------ Metin Parçası

Satırlardan Beyaz Perdeye Yolculuk...

Ayın ilk gününden itibaren ülkemizde de vizyona giren Muhteşem Yaratıklar'la birlikte hayatımda ilk defa karşılaştığım bir yoğunlukta kitaplardan uyarlanmış filmler peyaz perdede gösterime giriyor. Hiç uzatmadan filmlere geçmek istiyorum.

İlki Muhteşem Yaratıklar;
Elimde olduğu hemen hemen iki yıldan beri hiç abartısız 10 defa okumaya başlayıp bir türlü adapte olamadığım Kami Garcia ve Margaret Stohl'un bu romanına yine de geçtiğimiz hafta bir kere daha şans verdim ama yine sonuç başarısızlık oldu. Lakin kitabın kötü olduğunu söylemiyorum çünkü genel kanı kitabın sadece giriş kısımlarının oldukça sıkıcı olduğu...

Film hakkında genel tutum fena olmasa da henüz Genç-Yetişkin-Fantastik türünde çıkan filmleri Aksiyon-Fantastik filmler ile karşılaştırmayı bırakamayan yurdum insanı tarafından topa tutulduğunu görebilirsiniz de. Daha açık olmak gerekirse beklentiniz X-MEN değil de Twilight olmalı bu filmi izlemeye giderken...

Yönetmen koltuğundan Not: Seni Seviyorum ve Water for Elephants  tanıdığımız Richard LaGravenese otururken oyuncu kadrosundaki en tanıdık isimlerden biri ise ülkemizde de izleyicisine sıkça rastlayabileceğimiz Shameless dizisininden tanıdığımız Emmy Rossum bulunuyor. Filmin ve kitabın konusu ise;

Genç Ethan yaşadığı kente taşınan gizemli bir kıza ilgi duymaya başlar. Fakat Lena adındaki bu kızda, lisedeki diğer öğrencilerden farklı bir şey vardır. Lena'nın ailesi ve tüm soyu aslında büyücüdür. Kurallara göre 16 yaşını dolduran tüm genç cadılar iyi veya kötü taraf arasında bir seçim yapmalılardır. Lena'nın 16 yaşını doldurmasına ise sadece 2 ay kalmıştır. Aile büyüklerinin bazıları iyiliği seçebileceğini iddia ederken, büyük bir kısmı ise lanetin başladığı ve Lena'nın istese de istemese de karanlık tarafta, kötülerle birlikte yer alacağını iddia etmektedir. Hatta Lena kendisinden büyük bazı cadılardan daha da güçlü büyü yeteneğine sahiptir.

------------
------ Kayıt Alıntıları

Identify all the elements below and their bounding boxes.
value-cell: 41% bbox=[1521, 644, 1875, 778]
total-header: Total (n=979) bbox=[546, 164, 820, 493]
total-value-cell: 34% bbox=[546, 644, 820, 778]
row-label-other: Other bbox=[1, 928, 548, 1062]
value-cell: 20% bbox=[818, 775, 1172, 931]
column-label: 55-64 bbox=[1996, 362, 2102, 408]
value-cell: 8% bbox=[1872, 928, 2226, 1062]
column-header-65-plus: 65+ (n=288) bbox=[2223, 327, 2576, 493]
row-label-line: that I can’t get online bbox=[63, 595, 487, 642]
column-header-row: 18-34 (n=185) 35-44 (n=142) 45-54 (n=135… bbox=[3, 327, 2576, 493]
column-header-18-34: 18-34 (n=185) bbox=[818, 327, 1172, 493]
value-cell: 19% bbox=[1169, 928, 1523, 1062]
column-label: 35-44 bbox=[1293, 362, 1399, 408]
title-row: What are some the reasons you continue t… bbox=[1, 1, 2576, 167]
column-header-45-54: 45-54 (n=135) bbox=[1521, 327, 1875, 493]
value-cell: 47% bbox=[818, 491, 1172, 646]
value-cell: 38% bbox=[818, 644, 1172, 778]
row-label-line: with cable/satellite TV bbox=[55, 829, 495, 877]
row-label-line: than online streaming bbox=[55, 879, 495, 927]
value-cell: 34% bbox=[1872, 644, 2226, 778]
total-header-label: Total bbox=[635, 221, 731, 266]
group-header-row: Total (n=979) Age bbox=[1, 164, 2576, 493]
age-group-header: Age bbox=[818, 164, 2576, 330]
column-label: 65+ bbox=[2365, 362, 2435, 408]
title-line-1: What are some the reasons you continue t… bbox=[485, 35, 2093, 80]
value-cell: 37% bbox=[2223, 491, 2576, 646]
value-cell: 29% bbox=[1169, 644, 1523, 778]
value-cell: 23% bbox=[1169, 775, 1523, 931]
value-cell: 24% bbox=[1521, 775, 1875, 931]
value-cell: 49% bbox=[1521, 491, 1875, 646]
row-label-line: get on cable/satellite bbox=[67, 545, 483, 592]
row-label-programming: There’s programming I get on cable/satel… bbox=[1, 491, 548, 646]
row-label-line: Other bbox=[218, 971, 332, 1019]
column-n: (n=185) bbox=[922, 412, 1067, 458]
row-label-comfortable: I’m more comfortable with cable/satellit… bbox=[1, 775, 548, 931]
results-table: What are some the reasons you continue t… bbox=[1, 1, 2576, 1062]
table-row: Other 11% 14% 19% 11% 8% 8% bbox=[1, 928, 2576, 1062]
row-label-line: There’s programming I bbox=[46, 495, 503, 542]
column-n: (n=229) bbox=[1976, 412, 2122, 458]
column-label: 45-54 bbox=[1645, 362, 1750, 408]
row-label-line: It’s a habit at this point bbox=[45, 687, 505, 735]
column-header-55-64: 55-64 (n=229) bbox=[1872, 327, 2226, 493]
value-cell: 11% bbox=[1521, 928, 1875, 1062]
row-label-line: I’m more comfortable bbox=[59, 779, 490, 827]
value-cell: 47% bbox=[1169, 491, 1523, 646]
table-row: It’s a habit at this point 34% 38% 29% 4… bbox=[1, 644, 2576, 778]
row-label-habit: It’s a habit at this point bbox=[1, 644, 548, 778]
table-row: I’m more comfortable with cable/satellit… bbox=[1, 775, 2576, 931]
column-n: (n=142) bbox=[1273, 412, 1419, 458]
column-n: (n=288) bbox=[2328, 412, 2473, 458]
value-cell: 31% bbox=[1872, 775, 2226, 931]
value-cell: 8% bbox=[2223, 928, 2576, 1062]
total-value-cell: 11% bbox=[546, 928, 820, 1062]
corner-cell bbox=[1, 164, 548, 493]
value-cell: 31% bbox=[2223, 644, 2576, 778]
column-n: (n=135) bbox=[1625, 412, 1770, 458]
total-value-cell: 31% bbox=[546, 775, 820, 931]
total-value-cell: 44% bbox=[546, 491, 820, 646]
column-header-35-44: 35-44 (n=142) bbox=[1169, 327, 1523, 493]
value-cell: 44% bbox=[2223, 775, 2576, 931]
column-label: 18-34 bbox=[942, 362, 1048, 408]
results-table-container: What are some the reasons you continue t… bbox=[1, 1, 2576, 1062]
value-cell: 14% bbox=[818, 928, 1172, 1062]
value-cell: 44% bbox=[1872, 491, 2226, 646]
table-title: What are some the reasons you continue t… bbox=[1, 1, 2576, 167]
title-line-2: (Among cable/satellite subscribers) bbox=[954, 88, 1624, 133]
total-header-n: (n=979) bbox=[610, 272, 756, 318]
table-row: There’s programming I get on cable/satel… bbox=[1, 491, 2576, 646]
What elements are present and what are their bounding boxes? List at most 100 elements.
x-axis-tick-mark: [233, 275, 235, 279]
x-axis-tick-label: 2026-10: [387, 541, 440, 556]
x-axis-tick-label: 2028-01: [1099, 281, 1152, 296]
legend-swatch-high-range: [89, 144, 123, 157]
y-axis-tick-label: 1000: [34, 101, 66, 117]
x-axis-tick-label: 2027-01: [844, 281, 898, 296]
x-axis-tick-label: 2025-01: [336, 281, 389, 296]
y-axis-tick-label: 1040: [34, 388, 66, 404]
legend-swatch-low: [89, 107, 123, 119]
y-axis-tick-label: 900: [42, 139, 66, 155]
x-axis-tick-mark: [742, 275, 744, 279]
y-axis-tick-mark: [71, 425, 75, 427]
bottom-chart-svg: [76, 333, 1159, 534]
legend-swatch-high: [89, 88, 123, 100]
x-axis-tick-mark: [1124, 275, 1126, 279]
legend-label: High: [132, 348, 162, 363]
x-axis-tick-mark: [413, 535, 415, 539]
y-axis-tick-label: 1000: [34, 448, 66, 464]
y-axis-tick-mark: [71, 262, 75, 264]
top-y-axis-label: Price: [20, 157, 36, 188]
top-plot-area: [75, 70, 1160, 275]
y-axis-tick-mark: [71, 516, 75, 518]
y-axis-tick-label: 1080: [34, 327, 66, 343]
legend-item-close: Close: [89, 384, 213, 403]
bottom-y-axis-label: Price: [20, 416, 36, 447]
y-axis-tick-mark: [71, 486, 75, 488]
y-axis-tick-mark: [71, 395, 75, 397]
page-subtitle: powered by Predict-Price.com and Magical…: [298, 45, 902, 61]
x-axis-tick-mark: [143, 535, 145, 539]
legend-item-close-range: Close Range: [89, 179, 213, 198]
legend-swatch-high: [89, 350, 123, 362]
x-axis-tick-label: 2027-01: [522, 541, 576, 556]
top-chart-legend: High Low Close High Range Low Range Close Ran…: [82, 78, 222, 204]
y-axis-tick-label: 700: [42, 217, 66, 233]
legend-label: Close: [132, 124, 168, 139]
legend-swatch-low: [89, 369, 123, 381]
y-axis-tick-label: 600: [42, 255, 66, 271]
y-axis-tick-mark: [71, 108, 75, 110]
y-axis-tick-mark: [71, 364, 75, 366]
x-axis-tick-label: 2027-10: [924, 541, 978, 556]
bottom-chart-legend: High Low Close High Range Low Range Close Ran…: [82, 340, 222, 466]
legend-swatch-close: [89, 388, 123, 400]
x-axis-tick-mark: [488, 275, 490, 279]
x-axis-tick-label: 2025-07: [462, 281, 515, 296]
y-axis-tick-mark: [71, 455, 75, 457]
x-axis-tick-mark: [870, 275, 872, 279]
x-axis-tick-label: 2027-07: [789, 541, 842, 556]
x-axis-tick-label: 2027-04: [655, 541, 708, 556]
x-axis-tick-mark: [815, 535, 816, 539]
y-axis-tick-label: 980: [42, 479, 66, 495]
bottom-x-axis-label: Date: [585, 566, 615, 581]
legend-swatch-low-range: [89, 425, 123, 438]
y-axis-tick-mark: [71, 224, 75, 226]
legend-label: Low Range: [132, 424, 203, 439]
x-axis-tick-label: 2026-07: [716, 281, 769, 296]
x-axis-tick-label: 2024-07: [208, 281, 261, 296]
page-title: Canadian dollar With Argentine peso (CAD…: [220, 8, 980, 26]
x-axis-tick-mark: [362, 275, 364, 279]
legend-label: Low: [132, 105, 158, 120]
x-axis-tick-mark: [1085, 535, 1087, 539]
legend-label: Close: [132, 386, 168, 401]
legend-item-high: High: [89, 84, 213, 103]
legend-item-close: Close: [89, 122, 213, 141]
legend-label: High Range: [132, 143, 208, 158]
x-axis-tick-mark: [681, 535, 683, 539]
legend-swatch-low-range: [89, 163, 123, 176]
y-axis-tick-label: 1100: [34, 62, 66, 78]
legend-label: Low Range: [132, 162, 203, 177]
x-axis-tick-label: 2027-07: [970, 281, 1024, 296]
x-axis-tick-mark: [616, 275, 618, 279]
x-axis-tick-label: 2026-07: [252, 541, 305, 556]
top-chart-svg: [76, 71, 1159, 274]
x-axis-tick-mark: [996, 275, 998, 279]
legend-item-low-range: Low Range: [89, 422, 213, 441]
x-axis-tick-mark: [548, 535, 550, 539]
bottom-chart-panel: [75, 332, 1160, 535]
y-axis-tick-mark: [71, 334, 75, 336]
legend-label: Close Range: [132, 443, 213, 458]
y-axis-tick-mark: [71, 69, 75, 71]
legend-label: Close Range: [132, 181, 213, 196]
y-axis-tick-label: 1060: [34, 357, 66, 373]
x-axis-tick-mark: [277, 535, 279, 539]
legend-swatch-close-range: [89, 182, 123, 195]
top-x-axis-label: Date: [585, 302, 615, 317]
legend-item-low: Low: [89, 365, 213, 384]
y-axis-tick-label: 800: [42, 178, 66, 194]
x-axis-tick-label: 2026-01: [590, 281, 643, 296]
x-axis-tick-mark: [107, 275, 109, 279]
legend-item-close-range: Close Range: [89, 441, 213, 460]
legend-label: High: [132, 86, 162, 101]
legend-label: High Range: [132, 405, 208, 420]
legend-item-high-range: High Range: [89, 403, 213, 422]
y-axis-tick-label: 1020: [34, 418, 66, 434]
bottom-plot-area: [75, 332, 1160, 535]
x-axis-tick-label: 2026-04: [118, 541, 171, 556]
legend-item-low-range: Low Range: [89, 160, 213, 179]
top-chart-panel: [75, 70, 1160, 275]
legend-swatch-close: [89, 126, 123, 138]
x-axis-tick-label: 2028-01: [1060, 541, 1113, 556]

------------

Etkinlik Tanımı:
Kitap uyarlamaları yazısında "Genç Ethan yaşadığı kente" diye başlayan paragrafı, temel bilgilerini koruyarak kısa maddeler hâlinde yeniden yazın.

Etkinlik Yanıtı:
- Genç Ethan, yaşadığı kente taşınan gizemli Lena'ya ilgi duymaya başlar.
- Lena lisedeki diğer öğrencilerden farklıdır: Ailesi ve tüm soyu büyücüdür.
- Kurallara göre 16 yaşını dolduran genç cadılar iyi ile kötü taraf arasında seçim yapmalıdır. Lena'nın 16 yaşını doldurmasına 2 ay kalmıştır.
- Aile büyüklerinin bazıları onun iyiliği seçebileceğini savunur. Büyük bir kısmı ise lanetin başladığını ve Lena'nın istese de istemese de karanlık tarafta yer alacağını ileri sürer.
- Lena, kendisinden büyük bazı cadılardan daha güçlü bir büyü yeteneğine sahiptir.